Show each line of the records in which the word "stamd" occurs.

___ Dataset records

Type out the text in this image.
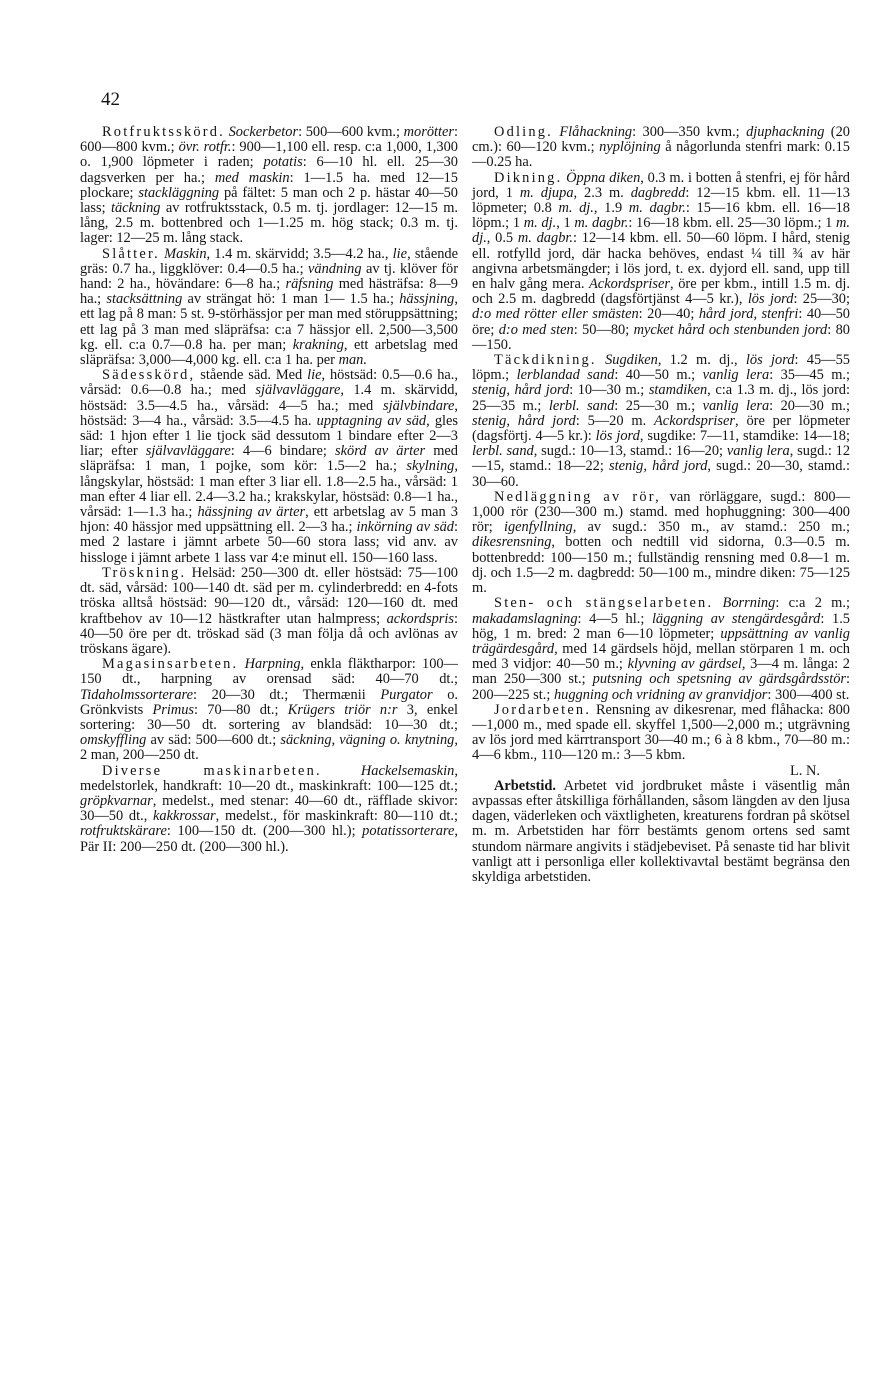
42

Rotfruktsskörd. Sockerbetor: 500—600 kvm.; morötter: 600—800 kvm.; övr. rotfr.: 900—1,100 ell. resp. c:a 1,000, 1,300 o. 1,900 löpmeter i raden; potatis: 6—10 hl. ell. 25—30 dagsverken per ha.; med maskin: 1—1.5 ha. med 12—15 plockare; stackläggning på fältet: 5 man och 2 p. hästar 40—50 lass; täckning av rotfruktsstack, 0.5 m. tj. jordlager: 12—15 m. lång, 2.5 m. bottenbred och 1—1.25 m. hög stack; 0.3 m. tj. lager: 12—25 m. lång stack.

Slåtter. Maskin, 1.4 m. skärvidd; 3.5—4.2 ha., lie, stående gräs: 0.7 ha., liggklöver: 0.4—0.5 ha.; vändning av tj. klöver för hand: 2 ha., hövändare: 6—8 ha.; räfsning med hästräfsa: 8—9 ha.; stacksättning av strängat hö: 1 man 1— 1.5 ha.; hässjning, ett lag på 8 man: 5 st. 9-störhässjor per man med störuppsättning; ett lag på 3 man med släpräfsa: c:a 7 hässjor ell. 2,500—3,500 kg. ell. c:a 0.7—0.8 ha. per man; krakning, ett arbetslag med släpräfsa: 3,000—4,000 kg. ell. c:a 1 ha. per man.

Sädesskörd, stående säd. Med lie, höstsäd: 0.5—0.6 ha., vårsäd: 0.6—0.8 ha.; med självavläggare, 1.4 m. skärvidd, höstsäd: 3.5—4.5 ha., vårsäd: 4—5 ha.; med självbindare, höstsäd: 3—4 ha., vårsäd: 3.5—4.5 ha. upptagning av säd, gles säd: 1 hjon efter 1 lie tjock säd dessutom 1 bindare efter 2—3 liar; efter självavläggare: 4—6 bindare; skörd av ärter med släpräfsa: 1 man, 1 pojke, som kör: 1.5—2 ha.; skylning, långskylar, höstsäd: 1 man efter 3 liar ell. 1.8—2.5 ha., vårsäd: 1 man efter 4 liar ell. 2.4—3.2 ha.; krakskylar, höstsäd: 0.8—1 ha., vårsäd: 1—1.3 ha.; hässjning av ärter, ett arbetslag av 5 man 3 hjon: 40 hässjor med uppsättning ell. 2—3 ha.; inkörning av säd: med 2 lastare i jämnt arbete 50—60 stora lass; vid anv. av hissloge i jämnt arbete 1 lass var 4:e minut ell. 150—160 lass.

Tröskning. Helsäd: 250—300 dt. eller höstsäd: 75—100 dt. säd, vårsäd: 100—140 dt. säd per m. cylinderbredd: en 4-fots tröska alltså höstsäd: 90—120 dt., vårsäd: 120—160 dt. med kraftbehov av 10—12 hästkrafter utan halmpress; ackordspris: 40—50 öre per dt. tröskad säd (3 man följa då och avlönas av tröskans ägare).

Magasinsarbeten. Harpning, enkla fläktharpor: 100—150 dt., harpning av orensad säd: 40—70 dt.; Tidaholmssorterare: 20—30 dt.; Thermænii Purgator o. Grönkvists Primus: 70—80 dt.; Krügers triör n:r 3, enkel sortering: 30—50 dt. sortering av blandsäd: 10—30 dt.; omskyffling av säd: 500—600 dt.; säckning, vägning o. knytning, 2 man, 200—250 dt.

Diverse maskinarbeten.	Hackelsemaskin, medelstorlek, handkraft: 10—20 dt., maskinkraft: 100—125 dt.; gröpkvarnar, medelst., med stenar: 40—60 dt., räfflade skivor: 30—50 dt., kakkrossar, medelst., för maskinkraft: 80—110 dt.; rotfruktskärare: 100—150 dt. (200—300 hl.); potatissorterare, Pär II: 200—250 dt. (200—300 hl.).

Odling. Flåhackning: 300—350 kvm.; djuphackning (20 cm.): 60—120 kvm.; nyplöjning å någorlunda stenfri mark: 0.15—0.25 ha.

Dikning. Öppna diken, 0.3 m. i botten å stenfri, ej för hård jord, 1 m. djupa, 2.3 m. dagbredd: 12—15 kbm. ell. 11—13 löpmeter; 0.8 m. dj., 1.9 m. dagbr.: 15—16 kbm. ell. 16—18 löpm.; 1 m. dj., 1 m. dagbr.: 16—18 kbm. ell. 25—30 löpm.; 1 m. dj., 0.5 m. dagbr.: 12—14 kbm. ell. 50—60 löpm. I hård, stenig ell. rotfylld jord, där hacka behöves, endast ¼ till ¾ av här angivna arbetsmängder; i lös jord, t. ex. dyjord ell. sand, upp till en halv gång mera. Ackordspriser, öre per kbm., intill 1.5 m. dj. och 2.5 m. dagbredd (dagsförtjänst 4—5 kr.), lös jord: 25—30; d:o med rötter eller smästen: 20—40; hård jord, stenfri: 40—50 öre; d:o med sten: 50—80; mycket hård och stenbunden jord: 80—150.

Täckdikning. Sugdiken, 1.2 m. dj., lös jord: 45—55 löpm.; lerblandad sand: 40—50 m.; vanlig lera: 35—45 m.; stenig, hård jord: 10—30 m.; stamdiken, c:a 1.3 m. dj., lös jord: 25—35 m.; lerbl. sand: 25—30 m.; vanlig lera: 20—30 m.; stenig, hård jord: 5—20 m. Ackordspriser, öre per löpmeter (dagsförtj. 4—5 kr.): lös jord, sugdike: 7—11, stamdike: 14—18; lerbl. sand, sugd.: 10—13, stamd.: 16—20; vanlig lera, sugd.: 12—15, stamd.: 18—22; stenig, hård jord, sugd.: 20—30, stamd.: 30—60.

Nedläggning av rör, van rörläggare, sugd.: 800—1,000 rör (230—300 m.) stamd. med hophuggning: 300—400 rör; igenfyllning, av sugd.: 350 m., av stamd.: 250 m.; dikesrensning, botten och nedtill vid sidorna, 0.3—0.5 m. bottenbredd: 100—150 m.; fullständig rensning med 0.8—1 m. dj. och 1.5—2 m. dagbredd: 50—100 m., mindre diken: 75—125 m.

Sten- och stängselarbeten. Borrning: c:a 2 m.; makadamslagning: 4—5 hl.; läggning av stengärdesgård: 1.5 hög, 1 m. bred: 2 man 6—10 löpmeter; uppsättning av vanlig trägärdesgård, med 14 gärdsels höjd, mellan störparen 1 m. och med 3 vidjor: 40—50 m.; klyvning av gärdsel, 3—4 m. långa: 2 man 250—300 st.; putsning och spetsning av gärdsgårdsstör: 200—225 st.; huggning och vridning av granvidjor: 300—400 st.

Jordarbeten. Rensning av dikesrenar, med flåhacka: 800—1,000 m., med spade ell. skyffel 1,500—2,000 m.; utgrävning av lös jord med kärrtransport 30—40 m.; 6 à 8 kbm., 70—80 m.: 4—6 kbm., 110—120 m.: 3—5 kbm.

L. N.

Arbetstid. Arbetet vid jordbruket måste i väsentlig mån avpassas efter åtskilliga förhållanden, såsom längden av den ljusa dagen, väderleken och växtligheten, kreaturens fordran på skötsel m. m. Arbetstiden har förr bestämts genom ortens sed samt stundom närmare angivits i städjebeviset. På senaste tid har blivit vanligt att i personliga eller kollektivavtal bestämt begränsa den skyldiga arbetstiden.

______

# Output below:
Täckdikning. Sugdiken, 1.2 m. dj., lös jord: 45—55 löpm.; lerblandad sand: 40—50 m.; vanlig lera: 35—45 m.; stenig, hård jord: 10—30 m.; stamdiken, c:a 1.3 m. dj., lös jord: 25—35 m.; lerbl. sand: 25—30 m.; vanlig lera: 20—30 m.; stenig, hård jord: 5—20 m. Ackordspriser, öre per löpmeter (dagsförtj. 4—5 kr.): lös jord, sugdike: 7—11, stamdike: 14—18; lerbl. sand, sugd.: 10—13, stamd.: 16—20; vanlig lera, sugd.: 12—15, stamd.: 18—22; stenig, hård jord, sugd.: 20—30, stamd.: 30—60.
Nedläggning av rör, van rörläggare, sugd.: 800—1,000 rör (230—300 m.) stamd. med hophuggning: 300—400 rör; igenfyllning, av sugd.: 350 m., av stamd.: 250 m.; dikesrensning, botten och nedtill vid sidorna, 0.3—0.5 m. bottenbredd: 100—150 m.; fullständig rensning med 0.8—1 m. dj. och 1.5—2 m. dagbredd: 50—100 m., mindre diken: 75—125 m.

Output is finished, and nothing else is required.